Write out each line of the material again, word for word.

Stored items
####
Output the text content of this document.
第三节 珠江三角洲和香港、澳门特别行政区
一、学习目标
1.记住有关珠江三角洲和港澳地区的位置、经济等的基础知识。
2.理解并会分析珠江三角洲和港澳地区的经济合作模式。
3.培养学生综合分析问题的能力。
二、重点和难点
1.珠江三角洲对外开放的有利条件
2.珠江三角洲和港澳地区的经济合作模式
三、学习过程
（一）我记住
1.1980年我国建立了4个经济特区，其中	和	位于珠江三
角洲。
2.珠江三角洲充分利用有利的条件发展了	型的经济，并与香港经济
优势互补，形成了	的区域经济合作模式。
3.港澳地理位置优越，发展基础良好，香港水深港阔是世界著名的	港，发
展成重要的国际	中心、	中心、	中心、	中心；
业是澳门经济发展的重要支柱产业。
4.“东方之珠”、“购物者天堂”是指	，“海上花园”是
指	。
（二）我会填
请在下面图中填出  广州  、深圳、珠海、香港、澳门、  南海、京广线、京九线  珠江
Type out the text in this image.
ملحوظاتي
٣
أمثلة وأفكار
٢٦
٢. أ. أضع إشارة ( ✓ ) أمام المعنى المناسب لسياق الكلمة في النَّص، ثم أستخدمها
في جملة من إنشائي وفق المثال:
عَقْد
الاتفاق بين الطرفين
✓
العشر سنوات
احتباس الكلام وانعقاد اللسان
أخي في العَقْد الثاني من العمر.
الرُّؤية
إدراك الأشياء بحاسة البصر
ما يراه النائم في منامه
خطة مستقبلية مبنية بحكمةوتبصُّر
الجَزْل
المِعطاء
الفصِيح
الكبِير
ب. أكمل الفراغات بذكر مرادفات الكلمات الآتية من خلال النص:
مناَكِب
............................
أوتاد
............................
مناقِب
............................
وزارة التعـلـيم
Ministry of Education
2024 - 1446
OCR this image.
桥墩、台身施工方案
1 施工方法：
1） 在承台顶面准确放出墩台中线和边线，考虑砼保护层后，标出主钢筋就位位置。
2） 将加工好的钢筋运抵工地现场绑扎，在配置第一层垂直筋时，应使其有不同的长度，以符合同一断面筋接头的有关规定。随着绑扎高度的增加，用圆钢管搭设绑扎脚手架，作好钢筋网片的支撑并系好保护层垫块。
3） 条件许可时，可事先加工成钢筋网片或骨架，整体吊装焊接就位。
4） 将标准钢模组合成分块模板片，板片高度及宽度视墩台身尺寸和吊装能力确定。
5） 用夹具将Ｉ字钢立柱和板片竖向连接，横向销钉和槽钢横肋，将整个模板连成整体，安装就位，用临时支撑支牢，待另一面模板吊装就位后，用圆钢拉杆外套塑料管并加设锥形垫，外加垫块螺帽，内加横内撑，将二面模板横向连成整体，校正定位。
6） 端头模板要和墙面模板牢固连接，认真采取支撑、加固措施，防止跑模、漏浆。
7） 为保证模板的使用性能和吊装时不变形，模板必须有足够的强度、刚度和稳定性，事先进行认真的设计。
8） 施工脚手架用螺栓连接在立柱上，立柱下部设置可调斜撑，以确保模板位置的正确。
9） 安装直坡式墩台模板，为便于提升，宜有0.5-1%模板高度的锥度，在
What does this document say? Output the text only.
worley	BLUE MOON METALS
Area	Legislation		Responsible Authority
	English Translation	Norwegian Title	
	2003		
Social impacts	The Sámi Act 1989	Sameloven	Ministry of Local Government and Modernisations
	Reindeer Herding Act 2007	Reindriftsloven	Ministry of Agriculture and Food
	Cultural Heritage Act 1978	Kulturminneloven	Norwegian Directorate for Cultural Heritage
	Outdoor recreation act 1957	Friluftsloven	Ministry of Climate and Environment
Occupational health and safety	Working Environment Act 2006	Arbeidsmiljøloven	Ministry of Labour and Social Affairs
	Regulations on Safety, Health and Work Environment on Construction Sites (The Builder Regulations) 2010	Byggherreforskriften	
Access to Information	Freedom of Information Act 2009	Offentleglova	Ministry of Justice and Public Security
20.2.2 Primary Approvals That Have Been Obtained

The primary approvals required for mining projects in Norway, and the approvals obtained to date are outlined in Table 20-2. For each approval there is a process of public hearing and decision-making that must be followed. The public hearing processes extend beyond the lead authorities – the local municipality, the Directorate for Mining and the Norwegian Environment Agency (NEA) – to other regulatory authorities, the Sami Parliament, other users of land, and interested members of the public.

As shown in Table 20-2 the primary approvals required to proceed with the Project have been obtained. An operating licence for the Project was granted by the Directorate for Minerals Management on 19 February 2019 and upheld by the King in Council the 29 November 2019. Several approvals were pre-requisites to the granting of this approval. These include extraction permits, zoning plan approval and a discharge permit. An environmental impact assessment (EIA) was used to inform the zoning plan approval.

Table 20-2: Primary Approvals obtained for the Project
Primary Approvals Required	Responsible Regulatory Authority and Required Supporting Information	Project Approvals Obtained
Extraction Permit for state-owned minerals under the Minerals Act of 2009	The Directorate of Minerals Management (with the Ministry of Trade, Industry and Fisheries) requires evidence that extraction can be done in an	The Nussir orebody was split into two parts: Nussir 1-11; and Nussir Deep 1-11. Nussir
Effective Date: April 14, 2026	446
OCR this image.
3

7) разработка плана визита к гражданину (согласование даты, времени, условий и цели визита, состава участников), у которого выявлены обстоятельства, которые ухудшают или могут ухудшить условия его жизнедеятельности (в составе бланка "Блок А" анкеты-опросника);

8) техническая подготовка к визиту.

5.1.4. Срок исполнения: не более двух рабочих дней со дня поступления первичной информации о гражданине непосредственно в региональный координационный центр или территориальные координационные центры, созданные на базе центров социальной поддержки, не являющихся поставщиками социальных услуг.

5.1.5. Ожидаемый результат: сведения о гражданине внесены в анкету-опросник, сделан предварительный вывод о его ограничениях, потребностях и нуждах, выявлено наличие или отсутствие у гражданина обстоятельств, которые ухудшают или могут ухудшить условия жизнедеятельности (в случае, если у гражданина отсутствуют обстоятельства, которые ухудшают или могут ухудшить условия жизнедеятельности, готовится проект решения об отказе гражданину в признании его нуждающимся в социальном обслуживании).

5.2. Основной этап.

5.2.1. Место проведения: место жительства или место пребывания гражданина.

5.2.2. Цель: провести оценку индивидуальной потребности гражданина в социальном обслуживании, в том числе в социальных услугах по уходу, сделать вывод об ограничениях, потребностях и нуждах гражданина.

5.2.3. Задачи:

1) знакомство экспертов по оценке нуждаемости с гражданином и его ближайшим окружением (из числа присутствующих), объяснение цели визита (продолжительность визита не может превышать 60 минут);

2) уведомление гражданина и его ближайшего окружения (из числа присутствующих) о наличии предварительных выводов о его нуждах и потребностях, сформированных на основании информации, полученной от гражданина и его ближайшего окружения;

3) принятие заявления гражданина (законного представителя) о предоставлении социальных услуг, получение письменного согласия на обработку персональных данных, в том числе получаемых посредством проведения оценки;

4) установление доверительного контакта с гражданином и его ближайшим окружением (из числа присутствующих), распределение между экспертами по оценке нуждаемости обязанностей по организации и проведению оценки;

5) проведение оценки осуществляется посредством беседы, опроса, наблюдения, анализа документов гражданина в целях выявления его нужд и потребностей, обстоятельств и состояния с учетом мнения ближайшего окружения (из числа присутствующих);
####
(FULL ANSWER):
Output the text content of this document.
第三节 珠江三角洲和香港、澳门特别行政区
一、学习目标
1.记住有关珠江三角洲和港澳地区的位置、经济等的基础知识。
2.理解并会分析珠江三角洲和港澳地区的经济合作模式。
3.培养学生综合分析问题的能力。
二、重点和难点
1.珠江三角洲对外开放的有利条件
2.珠江三角洲和港澳地区的经济合作模式
三、学习过程
（一）我记住
1.1980年我国建立了4个经济特区，其中	和	位于珠江三
角洲。
2.珠江三角洲充分利用有利的条件发展了	型的经济，并与香港经济
优势互补，形成了	的区域经济合作模式。
3.港澳地理位置优越，发展基础良好，香港水深港阔是世界著名的	港，发
展成重要的国际	中心、	中心、	中心、	中心；
业是澳门经济发展的重要支柱产业。
4.“东方之珠”、“购物者天堂”是指	，“海上花园”是
指	。
（二）我会填
请在下面图中填出  广州  、深圳、珠海、香港、澳门、  南海、京广线、京九线  珠江
Type out the text in this image.
ملحوظاتي
٣
أمثلة وأفكار
٢٦
٢. أ. أضع إشارة ( ✓ ) أمام المعنى المناسب لسياق الكلمة في النَّص، ثم أستخدمها
في جملة من إنشائي وفق المثال:
عَقْد
الاتفاق بين الطرفين
✓
العشر سنوات
احتباس الكلام وانعقاد اللسان
أخي في العَقْد الثاني من العمر.
الرُّؤية
إدراك الأشياء بحاسة البصر
ما يراه النائم في منامه
خطة مستقبلية مبنية بحكمةوتبصُّر
الجَزْل
المِعطاء
الفصِيح
الكبِير
ب. أكمل الفراغات بذكر مرادفات الكلمات الآتية من خلال النص:
مناَكِب
............................
أوتاد
............................
مناقِب
............................
وزارة التعـلـيم
Ministry of Education
2024 - 1446
OCR this image.
桥墩、台身施工方案
1 施工方法：
1） 在承台顶面准确放出墩台中线和边线，考虑砼保护层后，标出主钢筋就位位置。
2） 将加工好的钢筋运抵工地现场绑扎，在配置第一层垂直筋时，应使其有不同的长度，以符合同一断面筋接头的有关规定。随着绑扎高度的增加，用圆钢管搭设绑扎脚手架，作好钢筋网片的支撑并系好保护层垫块。
3） 条件许可时，可事先加工成钢筋网片或骨架，整体吊装焊接就位。
4） 将标准钢模组合成分块模板片，板片高度及宽度视墩台身尺寸和吊装能力确定。
5） 用夹具将Ｉ字钢立柱和板片竖向连接，横向销钉和槽钢横肋，将整个模板连成整体，安装就位，用临时支撑支牢，待另一面模板吊装就位后，用圆钢拉杆外套塑料管并加设锥形垫，外加垫块螺帽，内加横内撑，将二面模板横向连成整体，校正定位。
6） 端头模板要和墙面模板牢固连接，认真采取支撑、加固措施，防止跑模、漏浆。
7） 为保证模板的使用性能和吊装时不变形，模板必须有足够的强度、刚度和稳定性，事先进行认真的设计。
8） 施工脚手架用螺栓连接在立柱上，立柱下部设置可调斜撑，以确保模板位置的正确。
9） 安装直坡式墩台模板，为便于提升，宜有0.5-1%模板高度的锥度，在
What does this document say? Output the text only.
worley	BLUE MOON METALS
Area	Legislation		Responsible Authority
	English Translation	Norwegian Title	
	2003		
Social impacts	The Sámi Act 1989	Sameloven	Ministry of Local Government and Modernisations
	Reindeer Herding Act 2007	Reindriftsloven	Ministry of Agriculture and Food
	Cultural Heritage Act 1978	Kulturminneloven	Norwegian Directorate for Cultural Heritage
	Outdoor recreation act 1957	Friluftsloven	Ministry of Climate and Environment
Occupational health and safety	Working Environment Act 2006	Arbeidsmiljøloven	Ministry of Labour and Social Affairs
	Regulations on Safety, Health and Work Environment on Construction Sites (The Builder Regulations) 2010	Byggherreforskriften	
Access to Information	Freedom of Information Act 2009	Offentleglova	Ministry of Justice and Public Security
20.2.2 Primary Approvals That Have Been Obtained

The primary approvals required for mining projects in Norway, and the approvals obtained to date are outlined in Table 20-2. For each approval there is a process of public hearing and decision-making that must be followed. The public hearing processes extend beyond the lead authorities – the local municipality, the Directorate for Mining and the Norwegian Environment Agency (NEA) – to other regulatory authorities, the Sami Parliament, other users of land, and interested members of the public.

As shown in Table 20-2 the primary approvals required to proceed with the Project have been obtained. An operating licence for the Project was granted by the Directorate for Minerals Management on 19 February 2019 and upheld by the King in Council the 29 November 2019. Several approvals were pre-requisites to the granting of this approval. These include extraction permits, zoning plan approval and a discharge permit. An environmental impact assessment (EIA) was used to inform the zoning plan approval.

Table 20-2: Primary Approvals obtained for the Project
Primary Approvals Required	Responsible Regulatory Authority and Required Supporting Information	Project Approvals Obtained
Extraction Permit for state-owned minerals under the Minerals Act of 2009	The Directorate of Minerals Management (with the Ministry of Trade, Industry and Fisheries) requires evidence that extraction can be done in an	The Nussir orebody was split into two parts: Nussir 1-11; and Nussir Deep 1-11. Nussir
Effective Date: April 14, 2026	446
OCR this image.
3

7) разработка плана визита к гражданину (согласование даты, времени, условий и цели визита, состава участников), у которого выявлены обстоятельства, которые ухудшают или могут ухудшить условия его жизнедеятельности (в составе бланка "Блок А" анкеты-опросника);

8) техническая подготовка к визиту.

5.1.4. Срок исполнения: не более двух рабочих дней со дня поступления первичной информации о гражданине непосредственно в региональный координационный центр или территориальные координационные центры, созданные на базе центров социальной поддержки, не являющихся поставщиками социальных услуг.

5.1.5. Ожидаемый результат: сведения о гражданине внесены в анкету-опросник, сделан предварительный вывод о его ограничениях, потребностях и нуждах, выявлено наличие или отсутствие у гражданина обстоятельств, которые ухудшают или могут ухудшить условия жизнедеятельности (в случае, если у гражданина отсутствуют обстоятельства, которые ухудшают или могут ухудшить условия жизнедеятельности, готовится проект решения об отказе гражданину в признании его нуждающимся в социальном обслуживании).

5.2. Основной этап.

5.2.1. Место проведения: место жительства или место пребывания гражданина.

5.2.2. Цель: провести оценку индивидуальной потребности гражданина в социальном обслуживании, в том числе в социальных услугах по уходу, сделать вывод об ограничениях, потребностях и нуждах гражданина.

5.2.3. Задачи:

1) знакомство экспертов по оценке нуждаемости с гражданином и его ближайшим окружением (из числа присутствующих), объяснение цели визита (продолжительность визита не может превышать 60 минут);

2) уведомление гражданина и его ближайшего окружения (из числа присутствующих) о наличии предварительных выводов о его нуждах и потребностях, сформированных на основании информации, полученной от гражданина и его ближайшего окружения;

3) принятие заявления гражданина (законного представителя) о предоставлении социальных услуг, получение письменного согласия на обработку персональных данных, в том числе получаемых посредством проведения оценки;

4) установление доверительного контакта с гражданином и его ближайшим окружением (из числа присутствующих), распределение между экспертами по оценке нуждаемости обязанностей по организации и проведению оценки;

5) проведение оценки осуществляется посредством беседы, опроса, наблюдения, анализа документов гражданина в целях выявления его нужд и потребностей, обстоятельств и состояния с учетом мнения ближайшего окружения (из числа присутствующих);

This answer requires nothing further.